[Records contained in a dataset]
^^^^

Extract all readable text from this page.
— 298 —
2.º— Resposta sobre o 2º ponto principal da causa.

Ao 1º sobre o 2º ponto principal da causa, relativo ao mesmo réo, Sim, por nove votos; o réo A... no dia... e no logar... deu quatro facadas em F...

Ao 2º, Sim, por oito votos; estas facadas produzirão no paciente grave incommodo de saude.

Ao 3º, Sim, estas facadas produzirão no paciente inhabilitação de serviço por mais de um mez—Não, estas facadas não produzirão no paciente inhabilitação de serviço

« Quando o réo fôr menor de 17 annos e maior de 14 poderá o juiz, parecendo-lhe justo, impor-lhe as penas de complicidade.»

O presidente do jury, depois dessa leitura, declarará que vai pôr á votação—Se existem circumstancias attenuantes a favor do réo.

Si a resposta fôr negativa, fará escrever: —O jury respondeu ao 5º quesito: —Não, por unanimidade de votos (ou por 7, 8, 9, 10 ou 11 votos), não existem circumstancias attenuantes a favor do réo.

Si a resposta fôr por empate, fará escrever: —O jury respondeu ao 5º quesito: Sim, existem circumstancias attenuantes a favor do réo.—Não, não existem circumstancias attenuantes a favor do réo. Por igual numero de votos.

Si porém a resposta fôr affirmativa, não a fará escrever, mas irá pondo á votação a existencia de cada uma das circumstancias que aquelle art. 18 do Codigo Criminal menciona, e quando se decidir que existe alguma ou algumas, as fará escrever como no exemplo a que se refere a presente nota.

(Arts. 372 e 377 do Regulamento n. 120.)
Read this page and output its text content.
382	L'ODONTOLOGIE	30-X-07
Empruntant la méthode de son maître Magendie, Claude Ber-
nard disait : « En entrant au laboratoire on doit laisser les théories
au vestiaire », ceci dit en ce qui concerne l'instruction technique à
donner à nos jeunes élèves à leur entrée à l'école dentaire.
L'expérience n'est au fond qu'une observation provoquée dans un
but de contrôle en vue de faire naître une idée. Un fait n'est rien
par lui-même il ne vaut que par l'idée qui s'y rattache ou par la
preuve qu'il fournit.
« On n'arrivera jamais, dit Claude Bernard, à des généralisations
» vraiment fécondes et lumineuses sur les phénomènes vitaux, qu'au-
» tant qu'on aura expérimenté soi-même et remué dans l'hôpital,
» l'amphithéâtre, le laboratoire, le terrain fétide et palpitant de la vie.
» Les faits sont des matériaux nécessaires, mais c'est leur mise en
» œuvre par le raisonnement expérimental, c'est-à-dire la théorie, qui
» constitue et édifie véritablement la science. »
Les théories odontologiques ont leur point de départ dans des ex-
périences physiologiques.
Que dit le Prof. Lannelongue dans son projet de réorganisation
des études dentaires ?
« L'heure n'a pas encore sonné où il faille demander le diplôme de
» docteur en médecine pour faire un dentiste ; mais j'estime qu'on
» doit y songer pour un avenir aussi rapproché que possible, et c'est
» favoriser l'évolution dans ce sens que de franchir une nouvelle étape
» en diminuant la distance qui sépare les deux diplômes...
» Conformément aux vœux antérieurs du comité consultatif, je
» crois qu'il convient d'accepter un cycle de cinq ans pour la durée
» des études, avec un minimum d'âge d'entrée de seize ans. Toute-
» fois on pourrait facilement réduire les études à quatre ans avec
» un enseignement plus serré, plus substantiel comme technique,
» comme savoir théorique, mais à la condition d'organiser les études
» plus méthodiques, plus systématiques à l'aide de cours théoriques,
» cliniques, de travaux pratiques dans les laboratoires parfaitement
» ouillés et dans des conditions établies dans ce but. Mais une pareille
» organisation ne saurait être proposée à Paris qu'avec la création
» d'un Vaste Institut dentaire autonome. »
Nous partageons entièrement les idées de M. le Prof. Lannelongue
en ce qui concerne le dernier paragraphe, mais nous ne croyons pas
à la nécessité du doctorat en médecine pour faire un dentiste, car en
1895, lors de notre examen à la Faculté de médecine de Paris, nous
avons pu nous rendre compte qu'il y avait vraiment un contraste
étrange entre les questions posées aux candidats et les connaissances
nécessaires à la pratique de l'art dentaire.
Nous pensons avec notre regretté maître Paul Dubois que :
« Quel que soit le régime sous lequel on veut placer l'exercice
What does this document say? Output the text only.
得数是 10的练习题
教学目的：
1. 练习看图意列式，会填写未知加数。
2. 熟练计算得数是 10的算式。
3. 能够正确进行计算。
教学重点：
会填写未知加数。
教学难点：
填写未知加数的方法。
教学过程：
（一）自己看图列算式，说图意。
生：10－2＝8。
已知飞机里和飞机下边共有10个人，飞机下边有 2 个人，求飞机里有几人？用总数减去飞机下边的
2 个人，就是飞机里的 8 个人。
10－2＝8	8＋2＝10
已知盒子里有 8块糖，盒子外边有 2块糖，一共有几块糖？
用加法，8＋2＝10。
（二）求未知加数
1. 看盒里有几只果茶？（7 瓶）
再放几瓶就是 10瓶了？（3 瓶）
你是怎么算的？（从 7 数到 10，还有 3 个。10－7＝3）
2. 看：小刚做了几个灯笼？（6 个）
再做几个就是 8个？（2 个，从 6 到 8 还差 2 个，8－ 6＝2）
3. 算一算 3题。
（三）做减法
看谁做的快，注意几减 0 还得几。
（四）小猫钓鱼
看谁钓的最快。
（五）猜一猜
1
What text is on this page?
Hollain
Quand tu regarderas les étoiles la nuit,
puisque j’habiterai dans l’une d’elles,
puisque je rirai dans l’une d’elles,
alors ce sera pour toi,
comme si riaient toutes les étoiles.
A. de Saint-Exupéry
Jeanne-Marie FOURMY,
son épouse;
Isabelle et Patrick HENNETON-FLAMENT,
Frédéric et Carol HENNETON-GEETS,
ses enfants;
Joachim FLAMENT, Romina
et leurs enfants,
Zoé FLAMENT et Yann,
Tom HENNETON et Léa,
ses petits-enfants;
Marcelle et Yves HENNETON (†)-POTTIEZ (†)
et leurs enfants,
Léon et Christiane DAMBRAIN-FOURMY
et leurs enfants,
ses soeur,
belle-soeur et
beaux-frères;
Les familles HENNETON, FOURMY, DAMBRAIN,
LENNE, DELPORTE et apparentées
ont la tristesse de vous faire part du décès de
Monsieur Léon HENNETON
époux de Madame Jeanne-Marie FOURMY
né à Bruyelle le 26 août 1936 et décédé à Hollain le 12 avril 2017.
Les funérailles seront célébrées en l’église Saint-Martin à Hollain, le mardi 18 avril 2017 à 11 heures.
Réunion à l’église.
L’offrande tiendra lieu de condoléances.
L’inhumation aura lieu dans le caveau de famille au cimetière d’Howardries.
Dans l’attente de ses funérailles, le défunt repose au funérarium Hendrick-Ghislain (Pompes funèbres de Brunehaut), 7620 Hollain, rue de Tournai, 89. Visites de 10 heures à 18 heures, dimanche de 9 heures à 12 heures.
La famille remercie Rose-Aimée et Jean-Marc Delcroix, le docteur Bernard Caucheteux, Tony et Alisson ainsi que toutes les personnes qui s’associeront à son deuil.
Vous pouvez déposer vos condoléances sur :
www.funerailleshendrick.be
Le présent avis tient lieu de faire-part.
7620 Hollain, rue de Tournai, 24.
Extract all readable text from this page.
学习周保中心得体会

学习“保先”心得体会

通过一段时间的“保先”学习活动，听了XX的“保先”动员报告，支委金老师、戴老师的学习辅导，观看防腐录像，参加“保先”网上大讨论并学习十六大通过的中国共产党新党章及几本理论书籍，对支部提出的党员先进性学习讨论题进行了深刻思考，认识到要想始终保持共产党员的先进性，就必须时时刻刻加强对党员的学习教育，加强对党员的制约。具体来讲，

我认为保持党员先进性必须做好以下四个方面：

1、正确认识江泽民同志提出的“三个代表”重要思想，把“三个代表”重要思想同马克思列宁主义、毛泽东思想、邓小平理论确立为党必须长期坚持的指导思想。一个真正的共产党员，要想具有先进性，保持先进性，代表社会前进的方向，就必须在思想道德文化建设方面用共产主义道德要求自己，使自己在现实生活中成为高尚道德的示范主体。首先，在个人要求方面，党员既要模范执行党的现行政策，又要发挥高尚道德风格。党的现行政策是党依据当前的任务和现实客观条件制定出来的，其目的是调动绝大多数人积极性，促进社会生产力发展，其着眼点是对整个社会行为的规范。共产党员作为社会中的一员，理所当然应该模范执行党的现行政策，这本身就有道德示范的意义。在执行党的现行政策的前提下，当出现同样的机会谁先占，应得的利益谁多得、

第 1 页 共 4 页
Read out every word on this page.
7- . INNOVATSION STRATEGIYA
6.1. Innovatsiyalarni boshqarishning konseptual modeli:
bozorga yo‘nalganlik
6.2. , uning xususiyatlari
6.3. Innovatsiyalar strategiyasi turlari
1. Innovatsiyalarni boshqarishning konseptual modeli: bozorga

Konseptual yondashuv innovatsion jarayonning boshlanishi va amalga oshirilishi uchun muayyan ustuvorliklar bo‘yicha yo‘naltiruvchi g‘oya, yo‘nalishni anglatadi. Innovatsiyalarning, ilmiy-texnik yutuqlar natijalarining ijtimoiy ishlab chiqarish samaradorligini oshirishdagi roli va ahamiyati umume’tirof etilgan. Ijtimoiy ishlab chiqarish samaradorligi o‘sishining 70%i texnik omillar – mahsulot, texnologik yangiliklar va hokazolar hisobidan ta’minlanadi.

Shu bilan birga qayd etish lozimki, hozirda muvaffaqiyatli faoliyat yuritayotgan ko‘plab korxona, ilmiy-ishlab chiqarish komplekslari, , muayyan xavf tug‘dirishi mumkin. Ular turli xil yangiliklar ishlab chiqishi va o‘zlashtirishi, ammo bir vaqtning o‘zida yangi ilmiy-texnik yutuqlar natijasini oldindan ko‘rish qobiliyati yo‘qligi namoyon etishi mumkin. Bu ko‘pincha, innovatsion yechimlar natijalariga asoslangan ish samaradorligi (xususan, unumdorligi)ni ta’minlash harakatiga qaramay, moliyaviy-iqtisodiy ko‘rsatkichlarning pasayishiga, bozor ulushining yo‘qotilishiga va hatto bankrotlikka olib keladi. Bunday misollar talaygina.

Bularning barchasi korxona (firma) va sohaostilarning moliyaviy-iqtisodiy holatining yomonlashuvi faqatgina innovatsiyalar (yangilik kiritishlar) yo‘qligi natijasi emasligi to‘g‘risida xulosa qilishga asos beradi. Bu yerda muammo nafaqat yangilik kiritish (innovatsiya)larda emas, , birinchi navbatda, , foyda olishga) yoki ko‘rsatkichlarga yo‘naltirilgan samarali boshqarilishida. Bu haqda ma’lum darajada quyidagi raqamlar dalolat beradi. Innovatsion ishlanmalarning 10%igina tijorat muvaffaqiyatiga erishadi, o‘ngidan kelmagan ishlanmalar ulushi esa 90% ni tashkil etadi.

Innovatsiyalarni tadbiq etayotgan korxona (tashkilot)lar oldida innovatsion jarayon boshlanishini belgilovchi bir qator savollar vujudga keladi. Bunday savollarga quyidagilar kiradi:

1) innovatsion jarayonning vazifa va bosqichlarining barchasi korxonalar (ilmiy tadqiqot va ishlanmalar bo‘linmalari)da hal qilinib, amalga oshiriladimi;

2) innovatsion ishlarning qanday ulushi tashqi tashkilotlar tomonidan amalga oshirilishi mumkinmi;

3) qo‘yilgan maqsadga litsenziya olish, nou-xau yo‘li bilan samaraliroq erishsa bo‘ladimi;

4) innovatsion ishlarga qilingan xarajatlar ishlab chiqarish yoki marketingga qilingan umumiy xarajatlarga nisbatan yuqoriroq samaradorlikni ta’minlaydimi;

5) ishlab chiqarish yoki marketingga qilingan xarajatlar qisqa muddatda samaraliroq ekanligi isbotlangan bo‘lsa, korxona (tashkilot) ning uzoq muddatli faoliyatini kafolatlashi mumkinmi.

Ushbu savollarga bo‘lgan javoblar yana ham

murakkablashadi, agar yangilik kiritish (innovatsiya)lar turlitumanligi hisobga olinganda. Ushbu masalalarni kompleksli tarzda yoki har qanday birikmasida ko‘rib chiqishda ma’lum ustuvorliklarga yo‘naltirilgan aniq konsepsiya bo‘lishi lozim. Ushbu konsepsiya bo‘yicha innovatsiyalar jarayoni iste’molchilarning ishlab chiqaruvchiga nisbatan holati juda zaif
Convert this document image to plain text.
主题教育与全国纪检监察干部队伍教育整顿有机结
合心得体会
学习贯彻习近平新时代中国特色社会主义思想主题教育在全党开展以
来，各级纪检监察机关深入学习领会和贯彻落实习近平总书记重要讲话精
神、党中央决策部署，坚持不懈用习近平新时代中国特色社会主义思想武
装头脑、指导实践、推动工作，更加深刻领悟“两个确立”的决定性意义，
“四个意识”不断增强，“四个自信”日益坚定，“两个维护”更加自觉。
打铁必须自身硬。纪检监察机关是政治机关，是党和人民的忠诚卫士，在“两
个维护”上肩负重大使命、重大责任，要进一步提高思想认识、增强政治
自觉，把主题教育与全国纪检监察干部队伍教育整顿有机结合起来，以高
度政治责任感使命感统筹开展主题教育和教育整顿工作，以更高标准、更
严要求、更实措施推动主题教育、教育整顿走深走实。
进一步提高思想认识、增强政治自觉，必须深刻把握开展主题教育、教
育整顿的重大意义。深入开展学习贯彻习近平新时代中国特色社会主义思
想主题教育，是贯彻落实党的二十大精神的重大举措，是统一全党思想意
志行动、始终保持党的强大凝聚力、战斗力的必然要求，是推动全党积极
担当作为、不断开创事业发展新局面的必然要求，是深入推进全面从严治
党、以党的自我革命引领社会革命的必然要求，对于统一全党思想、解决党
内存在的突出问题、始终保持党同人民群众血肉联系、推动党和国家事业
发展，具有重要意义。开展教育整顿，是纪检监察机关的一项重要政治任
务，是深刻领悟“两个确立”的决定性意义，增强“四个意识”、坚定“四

^^^^

## Your instructions
Pick out all lines from the data above in which the word "jarayonning" appears.

## Answer to the problem
Konseptual yondashuv innovatsion jarayonning boshlanishi va amalga oshirilishi uchun muayyan ustuvorliklar bo‘yicha yo‘naltiruvchi g‘oya, yo‘nalishni anglatadi. Innovatsiyalarning, ilmiy-texnik yutuqlar natijalarining ijtimoiy ishlab chiqarish samaradorligini oshirishdagi roli va ahamiyati umume’tirof etilgan. Ijtimoiy ishlab chiqarish samaradorligi o‘sishining 70%i texnik omillar – mahsulot, texnologik yangiliklar va hokazolar hisobidan ta’minlanadi.
1) innovatsion jarayonning vazifa va bosqichlarining barchasi korxonalar (ilmiy tadqiqot va ishlanmalar bo‘linmalari)da hal qilinib, amalga oshiriladimi;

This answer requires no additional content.